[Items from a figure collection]
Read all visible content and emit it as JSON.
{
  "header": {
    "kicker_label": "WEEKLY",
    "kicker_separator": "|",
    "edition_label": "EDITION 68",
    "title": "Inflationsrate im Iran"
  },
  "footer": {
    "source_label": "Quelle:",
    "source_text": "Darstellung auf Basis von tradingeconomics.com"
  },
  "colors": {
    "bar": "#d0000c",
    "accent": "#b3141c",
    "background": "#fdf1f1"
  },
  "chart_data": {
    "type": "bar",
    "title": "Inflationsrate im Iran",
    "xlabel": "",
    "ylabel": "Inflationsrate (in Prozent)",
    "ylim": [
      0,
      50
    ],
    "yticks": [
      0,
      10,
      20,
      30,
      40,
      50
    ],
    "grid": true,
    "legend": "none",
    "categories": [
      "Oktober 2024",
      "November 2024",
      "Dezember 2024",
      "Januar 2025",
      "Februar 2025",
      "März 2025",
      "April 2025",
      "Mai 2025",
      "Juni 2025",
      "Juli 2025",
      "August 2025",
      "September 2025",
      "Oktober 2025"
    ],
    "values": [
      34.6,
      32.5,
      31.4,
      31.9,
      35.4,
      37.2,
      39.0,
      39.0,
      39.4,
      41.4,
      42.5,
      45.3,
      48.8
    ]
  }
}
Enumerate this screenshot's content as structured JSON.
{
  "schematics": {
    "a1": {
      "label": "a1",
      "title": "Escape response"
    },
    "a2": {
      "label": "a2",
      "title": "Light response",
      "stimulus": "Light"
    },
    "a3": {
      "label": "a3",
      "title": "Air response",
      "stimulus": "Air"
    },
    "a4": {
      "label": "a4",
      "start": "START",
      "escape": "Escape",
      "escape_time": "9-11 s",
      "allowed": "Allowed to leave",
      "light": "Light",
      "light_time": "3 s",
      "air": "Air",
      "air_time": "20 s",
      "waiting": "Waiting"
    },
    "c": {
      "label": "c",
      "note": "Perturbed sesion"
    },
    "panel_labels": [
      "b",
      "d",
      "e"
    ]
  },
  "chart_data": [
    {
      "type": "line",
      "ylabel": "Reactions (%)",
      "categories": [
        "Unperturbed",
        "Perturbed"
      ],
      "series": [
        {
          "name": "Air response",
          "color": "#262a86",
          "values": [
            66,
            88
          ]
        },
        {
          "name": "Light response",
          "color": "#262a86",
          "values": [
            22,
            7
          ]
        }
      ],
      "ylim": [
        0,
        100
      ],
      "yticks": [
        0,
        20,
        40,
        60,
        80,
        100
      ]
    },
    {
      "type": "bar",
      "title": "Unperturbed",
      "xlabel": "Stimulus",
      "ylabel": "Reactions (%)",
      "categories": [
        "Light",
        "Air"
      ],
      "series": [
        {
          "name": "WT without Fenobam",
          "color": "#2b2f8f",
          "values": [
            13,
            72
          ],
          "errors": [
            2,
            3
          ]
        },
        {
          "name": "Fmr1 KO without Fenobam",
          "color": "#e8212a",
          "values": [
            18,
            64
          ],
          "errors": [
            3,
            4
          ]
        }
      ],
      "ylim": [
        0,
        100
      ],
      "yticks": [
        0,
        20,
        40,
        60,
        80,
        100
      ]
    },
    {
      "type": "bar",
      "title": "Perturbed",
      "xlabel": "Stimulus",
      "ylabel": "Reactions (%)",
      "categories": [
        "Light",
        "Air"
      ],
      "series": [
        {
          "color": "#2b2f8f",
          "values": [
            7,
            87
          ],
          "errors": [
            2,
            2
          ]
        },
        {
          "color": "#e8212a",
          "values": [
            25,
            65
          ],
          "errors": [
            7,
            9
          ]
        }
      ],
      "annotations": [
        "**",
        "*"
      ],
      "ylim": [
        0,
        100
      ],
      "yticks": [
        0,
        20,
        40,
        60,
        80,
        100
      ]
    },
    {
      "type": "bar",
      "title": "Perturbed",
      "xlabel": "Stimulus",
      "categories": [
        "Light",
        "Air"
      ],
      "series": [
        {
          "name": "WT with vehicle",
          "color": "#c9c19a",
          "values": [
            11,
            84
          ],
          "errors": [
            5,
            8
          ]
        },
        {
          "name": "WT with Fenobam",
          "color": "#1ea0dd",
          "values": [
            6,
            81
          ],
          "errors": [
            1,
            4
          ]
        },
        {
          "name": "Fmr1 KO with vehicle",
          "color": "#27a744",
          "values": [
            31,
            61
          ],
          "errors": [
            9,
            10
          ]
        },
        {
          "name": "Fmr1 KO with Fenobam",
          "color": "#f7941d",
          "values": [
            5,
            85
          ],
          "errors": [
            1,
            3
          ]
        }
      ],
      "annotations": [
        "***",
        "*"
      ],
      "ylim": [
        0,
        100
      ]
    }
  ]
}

*Problem description*. Write down all the entries again without a single difference.

*Reply*.
Read all visible content and emit it as JSON.
{
  "header": {
    "kicker_label": "WEEKLY",
    "kicker_separator": "|",
    "edition_label": "EDITION 68",
    "title": "Inflationsrate im Iran"
  },
  "footer": {
    "source_label": "Quelle:",
    "source_text": "Darstellung auf Basis von tradingeconomics.com"
  },
  "colors": {
    "bar": "#d0000c",
    "accent": "#b3141c",
    "background": "#fdf1f1"
  },
  "chart_data": {
    "type": "bar",
    "title": "Inflationsrate im Iran",
    "xlabel": "",
    "ylabel": "Inflationsrate (in Prozent)",
    "ylim": [
      0,
      50
    ],
    "yticks": [
      0,
      10,
      20,
      30,
      40,
      50
    ],
    "grid": true,
    "legend": "none",
    "categories": [
      "Oktober 2024",
      "November 2024",
      "Dezember 2024",
      "Januar 2025",
      "Februar 2025",
      "März 2025",
      "April 2025",
      "Mai 2025",
      "Juni 2025",
      "Juli 2025",
      "August 2025",
      "September 2025",
      "Oktober 2025"
    ],
    "values": [
      34.6,
      32.5,
      31.4,
      31.9,
      35.4,
      37.2,
      39.0,
      39.0,
      39.4,
      41.4,
      42.5,
      45.3,
      48.8
    ]
  }
}
Enumerate this screenshot's content as structured JSON.
{
  "schematics": {
    "a1": {
      "label": "a1",
      "title": "Escape response"
    },
    "a2": {
      "label": "a2",
      "title": "Light response",
      "stimulus": "Light"
    },
    "a3": {
      "label": "a3",
      "title": "Air response",
      "stimulus": "Air"
    },
    "a4": {
      "label": "a4",
      "start": "START",
      "escape": "Escape",
      "escape_time": "9-11 s",
      "allowed": "Allowed to leave",
      "light": "Light",
      "light_time": "3 s",
      "air": "Air",
      "air_time": "20 s",
      "waiting": "Waiting"
    },
    "c": {
      "label": "c",
      "note": "Perturbed sesion"
    },
    "panel_labels": [
      "b",
      "d",
      "e"
    ]
  },
  "chart_data": [
    {
      "type": "line",
      "ylabel": "Reactions (%)",
      "categories": [
        "Unperturbed",
        "Perturbed"
      ],
      "series": [
        {
          "name": "Air response",
          "color": "#262a86",
          "values": [
            66,
            88
          ]
        },
        {
          "name": "Light response",
          "color": "#262a86",
          "values": [
            22,
            7
          ]
        }
      ],
      "ylim": [
        0,
        100
      ],
      "yticks": [
        0,
        20,
        40,
        60,
        80,
        100
      ]
    },
    {
      "type": "bar",
      "title": "Unperturbed",
      "xlabel": "Stimulus",
      "ylabel": "Reactions (%)",
      "categories": [
        "Light",
        "Air"
      ],
      "series": [
        {
          "name": "WT without Fenobam",
          "color": "#2b2f8f",
          "values": [
            13,
            72
          ],
          "errors": [
            2,
            3
          ]
        },
        {
          "name": "Fmr1 KO without Fenobam",
          "color": "#e8212a",
          "values": [
            18,
            64
          ],
          "errors": [
            3,
            4
          ]
        }
      ],
      "ylim": [
        0,
        100
      ],
      "yticks": [
        0,
        20,
        40,
        60,
        80,
        100
      ]
    },
    {
      "type": "bar",
      "title": "Perturbed",
      "xlabel": "Stimulus",
      "ylabel": "Reactions (%)",
      "categories": [
        "Light",
        "Air"
      ],
      "series": [
        {
          "color": "#2b2f8f",
          "values": [
            7,
            87
          ],
          "errors": [
            2,
            2
          ]
        },
        {
          "color": "#e8212a",
          "values": [
            25,
            65
          ],
          "errors": [
            7,
            9
          ]
        }
      ],
      "annotations": [
        "**",
        "*"
      ],
      "ylim": [
        0,
        100
      ],
      "yticks": [
        0,
        20,
        40,
        60,
        80,
        100
      ]
    },
    {
      "type": "bar",
      "title": "Perturbed",
      "xlabel": "Stimulus",
      "categories": [
        "Light",
        "Air"
      ],
      "series": [
        {
          "name": "WT with vehicle",
          "color": "#c9c19a",
          "values": [
            11,
            84
          ],
          "errors": [
            5,
            8
          ]
        },
        {
          "name": "WT with Fenobam",
          "color": "#1ea0dd",
          "values": [
            6,
            81
          ],
          "errors": [
            1,
            4
          ]
        },
        {
          "name": "Fmr1 KO with vehicle",
          "color": "#27a744",
          "values": [
            31,
            61
          ],
          "errors": [
            9,
            10
          ]
        },
        {
          "name": "Fmr1 KO with Fenobam",
          "color": "#f7941d",
          "values": [
            5,
            85
          ],
          "errors": [
            1,
            3
          ]
        }
      ],
      "annotations": [
        "***",
        "*"
      ],
      "ylim": [
        0,
        100
      ]
    }
  ]
}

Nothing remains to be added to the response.